__What you have to do__. Every line that contains the word "color" should be copied.

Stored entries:
- - - -
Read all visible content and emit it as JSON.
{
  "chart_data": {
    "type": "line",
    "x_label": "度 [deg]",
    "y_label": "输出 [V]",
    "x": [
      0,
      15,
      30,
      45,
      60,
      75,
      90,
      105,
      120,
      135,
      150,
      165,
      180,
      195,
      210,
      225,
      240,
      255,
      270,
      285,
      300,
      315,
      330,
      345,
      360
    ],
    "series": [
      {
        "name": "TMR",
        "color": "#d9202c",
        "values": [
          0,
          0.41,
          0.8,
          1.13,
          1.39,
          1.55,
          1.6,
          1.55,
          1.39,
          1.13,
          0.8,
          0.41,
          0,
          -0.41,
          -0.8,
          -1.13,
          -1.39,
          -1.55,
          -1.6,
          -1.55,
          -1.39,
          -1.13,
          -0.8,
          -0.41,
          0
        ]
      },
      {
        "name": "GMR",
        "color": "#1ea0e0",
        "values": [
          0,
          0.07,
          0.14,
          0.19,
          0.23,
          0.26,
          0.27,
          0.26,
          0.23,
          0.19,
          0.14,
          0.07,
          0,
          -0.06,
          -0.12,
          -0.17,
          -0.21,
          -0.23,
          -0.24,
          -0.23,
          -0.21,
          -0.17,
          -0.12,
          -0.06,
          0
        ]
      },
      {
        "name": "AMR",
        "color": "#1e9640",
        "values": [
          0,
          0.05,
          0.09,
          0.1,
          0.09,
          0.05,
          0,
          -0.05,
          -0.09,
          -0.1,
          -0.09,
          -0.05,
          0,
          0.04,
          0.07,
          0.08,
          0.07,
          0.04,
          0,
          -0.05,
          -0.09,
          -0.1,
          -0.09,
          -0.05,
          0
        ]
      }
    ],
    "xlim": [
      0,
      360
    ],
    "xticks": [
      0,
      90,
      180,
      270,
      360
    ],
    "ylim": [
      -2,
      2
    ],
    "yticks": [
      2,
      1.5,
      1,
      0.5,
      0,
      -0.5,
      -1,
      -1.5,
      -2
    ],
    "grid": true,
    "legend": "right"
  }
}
- - - -
__Solution__.
        "color": "#d9202c",
        "color": "#1ea0e0",
        "color": "#1e9640",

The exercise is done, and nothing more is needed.